* WHAT IS NEEDED: The listing must be reproduced in full, exactly as it stands.

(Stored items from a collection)
━━━━━━━━━━━━━━━━━━━━

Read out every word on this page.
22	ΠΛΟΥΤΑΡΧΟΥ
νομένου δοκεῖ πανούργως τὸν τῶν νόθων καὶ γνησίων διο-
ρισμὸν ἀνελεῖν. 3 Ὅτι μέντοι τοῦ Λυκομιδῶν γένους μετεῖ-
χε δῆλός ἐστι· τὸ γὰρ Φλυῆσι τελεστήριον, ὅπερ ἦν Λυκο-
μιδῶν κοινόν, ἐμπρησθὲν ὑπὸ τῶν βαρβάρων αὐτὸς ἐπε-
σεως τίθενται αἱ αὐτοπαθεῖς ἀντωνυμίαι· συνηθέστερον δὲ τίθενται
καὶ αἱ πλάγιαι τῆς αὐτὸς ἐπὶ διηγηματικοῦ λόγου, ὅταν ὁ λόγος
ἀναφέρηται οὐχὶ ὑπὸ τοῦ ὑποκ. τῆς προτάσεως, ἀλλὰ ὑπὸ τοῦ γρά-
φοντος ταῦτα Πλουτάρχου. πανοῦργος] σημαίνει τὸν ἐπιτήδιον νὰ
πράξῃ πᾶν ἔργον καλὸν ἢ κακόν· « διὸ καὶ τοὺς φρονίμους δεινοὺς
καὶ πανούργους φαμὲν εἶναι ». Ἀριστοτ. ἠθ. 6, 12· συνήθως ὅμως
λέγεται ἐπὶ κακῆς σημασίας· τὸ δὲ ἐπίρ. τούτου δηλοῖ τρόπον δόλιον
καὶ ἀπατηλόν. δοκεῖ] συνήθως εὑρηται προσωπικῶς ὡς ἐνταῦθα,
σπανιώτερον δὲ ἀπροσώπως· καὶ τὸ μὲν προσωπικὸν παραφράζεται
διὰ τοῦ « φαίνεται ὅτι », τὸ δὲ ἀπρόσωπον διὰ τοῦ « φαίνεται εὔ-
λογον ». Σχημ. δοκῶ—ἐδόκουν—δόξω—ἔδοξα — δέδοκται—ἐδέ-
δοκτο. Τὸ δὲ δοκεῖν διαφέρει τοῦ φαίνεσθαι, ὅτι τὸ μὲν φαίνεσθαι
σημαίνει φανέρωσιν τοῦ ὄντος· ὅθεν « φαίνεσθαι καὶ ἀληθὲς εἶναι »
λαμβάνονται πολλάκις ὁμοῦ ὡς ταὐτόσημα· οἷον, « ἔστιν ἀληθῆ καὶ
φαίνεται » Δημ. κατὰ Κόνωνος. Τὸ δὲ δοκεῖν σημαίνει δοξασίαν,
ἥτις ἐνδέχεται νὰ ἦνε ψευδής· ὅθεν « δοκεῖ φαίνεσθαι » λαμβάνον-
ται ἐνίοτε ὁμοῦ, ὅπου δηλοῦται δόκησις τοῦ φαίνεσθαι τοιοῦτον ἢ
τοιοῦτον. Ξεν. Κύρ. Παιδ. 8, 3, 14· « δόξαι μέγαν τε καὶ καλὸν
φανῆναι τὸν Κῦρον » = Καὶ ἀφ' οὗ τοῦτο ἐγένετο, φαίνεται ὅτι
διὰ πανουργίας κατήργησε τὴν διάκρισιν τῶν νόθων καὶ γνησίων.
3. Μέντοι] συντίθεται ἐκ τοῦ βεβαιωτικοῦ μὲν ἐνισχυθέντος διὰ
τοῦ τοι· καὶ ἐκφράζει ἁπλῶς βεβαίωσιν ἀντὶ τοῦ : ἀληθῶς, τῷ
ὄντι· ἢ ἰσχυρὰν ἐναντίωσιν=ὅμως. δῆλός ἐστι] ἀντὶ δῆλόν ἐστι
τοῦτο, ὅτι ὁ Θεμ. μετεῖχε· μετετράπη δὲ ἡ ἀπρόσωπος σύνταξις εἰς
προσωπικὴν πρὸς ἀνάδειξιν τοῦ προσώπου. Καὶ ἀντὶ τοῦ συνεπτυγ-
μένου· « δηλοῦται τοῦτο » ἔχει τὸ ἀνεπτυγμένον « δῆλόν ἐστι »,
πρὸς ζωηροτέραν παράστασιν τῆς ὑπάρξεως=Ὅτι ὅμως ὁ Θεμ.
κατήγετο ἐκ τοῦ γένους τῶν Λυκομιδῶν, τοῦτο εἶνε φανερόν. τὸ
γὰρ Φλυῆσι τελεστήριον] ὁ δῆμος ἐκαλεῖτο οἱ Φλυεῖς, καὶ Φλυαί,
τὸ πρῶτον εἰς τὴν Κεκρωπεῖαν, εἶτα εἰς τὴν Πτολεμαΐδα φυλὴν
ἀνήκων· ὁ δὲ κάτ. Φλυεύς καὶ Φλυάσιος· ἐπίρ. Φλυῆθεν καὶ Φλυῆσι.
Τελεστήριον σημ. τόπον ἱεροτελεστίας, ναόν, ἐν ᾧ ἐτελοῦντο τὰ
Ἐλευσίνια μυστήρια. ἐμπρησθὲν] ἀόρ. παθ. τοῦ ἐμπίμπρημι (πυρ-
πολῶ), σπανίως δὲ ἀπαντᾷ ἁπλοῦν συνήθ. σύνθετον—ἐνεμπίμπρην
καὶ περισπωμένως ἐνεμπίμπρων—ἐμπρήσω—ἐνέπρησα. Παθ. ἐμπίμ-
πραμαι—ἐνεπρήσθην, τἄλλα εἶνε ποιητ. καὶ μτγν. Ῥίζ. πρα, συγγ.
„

━━━━━━━━━━━━━━━━━━━━

* RESPONSE:
Read out every word on this page.
22	ΠΛΟΥΤΑΡΧΟΥ
νομένου δοκεῖ πανούργως τὸν τῶν νόθων καὶ γνησίων διο-
ρισμὸν ἀνελεῖν. 3 Ὅτι μέντοι τοῦ Λυκομιδῶν γένους μετεῖ-
χε δῆλός ἐστι· τὸ γὰρ Φλυῆσι τελεστήριον, ὅπερ ἦν Λυκο-
μιδῶν κοινόν, ἐμπρησθὲν ὑπὸ τῶν βαρβάρων αὐτὸς ἐπε-
σεως τίθενται αἱ αὐτοπαθεῖς ἀντωνυμίαι· συνηθέστερον δὲ τίθενται
καὶ αἱ πλάγιαι τῆς αὐτὸς ἐπὶ διηγηματικοῦ λόγου, ὅταν ὁ λόγος
ἀναφέρηται οὐχὶ ὑπὸ τοῦ ὑποκ. τῆς προτάσεως, ἀλλὰ ὑπὸ τοῦ γρά-
φοντος ταῦτα Πλουτάρχου. πανοῦργος] σημαίνει τὸν ἐπιτήδιον νὰ
πράξῃ πᾶν ἔργον καλὸν ἢ κακόν· « διὸ καὶ τοὺς φρονίμους δεινοὺς
καὶ πανούργους φαμὲν εἶναι ». Ἀριστοτ. ἠθ. 6, 12· συνήθως ὅμως
λέγεται ἐπὶ κακῆς σημασίας· τὸ δὲ ἐπίρ. τούτου δηλοῖ τρόπον δόλιον
καὶ ἀπατηλόν. δοκεῖ] συνήθως εὑρηται προσωπικῶς ὡς ἐνταῦθα,
σπανιώτερον δὲ ἀπροσώπως· καὶ τὸ μὲν προσωπικὸν παραφράζεται
διὰ τοῦ « φαίνεται ὅτι », τὸ δὲ ἀπρόσωπον διὰ τοῦ « φαίνεται εὔ-
λογον ». Σχημ. δοκῶ—ἐδόκουν—δόξω—ἔδοξα — δέδοκται—ἐδέ-
δοκτο. Τὸ δὲ δοκεῖν διαφέρει τοῦ φαίνεσθαι, ὅτι τὸ μὲν φαίνεσθαι
σημαίνει φανέρωσιν τοῦ ὄντος· ὅθεν « φαίνεσθαι καὶ ἀληθὲς εἶναι »
λαμβάνονται πολλάκις ὁμοῦ ὡς ταὐτόσημα· οἷον, « ἔστιν ἀληθῆ καὶ
φαίνεται » Δημ. κατὰ Κόνωνος. Τὸ δὲ δοκεῖν σημαίνει δοξασίαν,
ἥτις ἐνδέχεται νὰ ἦνε ψευδής· ὅθεν « δοκεῖ φαίνεσθαι » λαμβάνον-
ται ἐνίοτε ὁμοῦ, ὅπου δηλοῦται δόκησις τοῦ φαίνεσθαι τοιοῦτον ἢ
τοιοῦτον. Ξεν. Κύρ. Παιδ. 8, 3, 14· « δόξαι μέγαν τε καὶ καλὸν
φανῆναι τὸν Κῦρον » = Καὶ ἀφ' οὗ τοῦτο ἐγένετο, φαίνεται ὅτι
διὰ πανουργίας κατήργησε τὴν διάκρισιν τῶν νόθων καὶ γνησίων.
3. Μέντοι] συντίθεται ἐκ τοῦ βεβαιωτικοῦ μὲν ἐνισχυθέντος διὰ
τοῦ τοι· καὶ ἐκφράζει ἁπλῶς βεβαίωσιν ἀντὶ τοῦ : ἀληθῶς, τῷ
ὄντι· ἢ ἰσχυρὰν ἐναντίωσιν=ὅμως. δῆλός ἐστι] ἀντὶ δῆλόν ἐστι
τοῦτο, ὅτι ὁ Θεμ. μετεῖχε· μετετράπη δὲ ἡ ἀπρόσωπος σύνταξις εἰς
προσωπικὴν πρὸς ἀνάδειξιν τοῦ προσώπου. Καὶ ἀντὶ τοῦ συνεπτυγ-
μένου· « δηλοῦται τοῦτο » ἔχει τὸ ἀνεπτυγμένον « δῆλόν ἐστι »,
πρὸς ζωηροτέραν παράστασιν τῆς ὑπάρξεως=Ὅτι ὅμως ὁ Θεμ.
κατήγετο ἐκ τοῦ γένους τῶν Λυκομιδῶν, τοῦτο εἶνε φανερόν. τὸ
γὰρ Φλυῆσι τελεστήριον] ὁ δῆμος ἐκαλεῖτο οἱ Φλυεῖς, καὶ Φλυαί,
τὸ πρῶτον εἰς τὴν Κεκρωπεῖαν, εἶτα εἰς τὴν Πτολεμαΐδα φυλὴν
ἀνήκων· ὁ δὲ κάτ. Φλυεύς καὶ Φλυάσιος· ἐπίρ. Φλυῆθεν καὶ Φλυῆσι.
Τελεστήριον σημ. τόπον ἱεροτελεστίας, ναόν, ἐν ᾧ ἐτελοῦντο τὰ
Ἐλευσίνια μυστήρια. ἐμπρησθὲν] ἀόρ. παθ. τοῦ ἐμπίμπρημι (πυρ-
πολῶ), σπανίως δὲ ἀπαντᾷ ἁπλοῦν συνήθ. σύνθετον—ἐνεμπίμπρην
καὶ περισπωμένως ἐνεμπίμπρων—ἐμπρήσω—ἐνέπρησα. Παθ. ἐμπίμ-
πραμαι—ἐνεπρήσθην, τἄλλα εἶνε ποιητ. καὶ μτγν. Ῥίζ. πρα, συγγ.
„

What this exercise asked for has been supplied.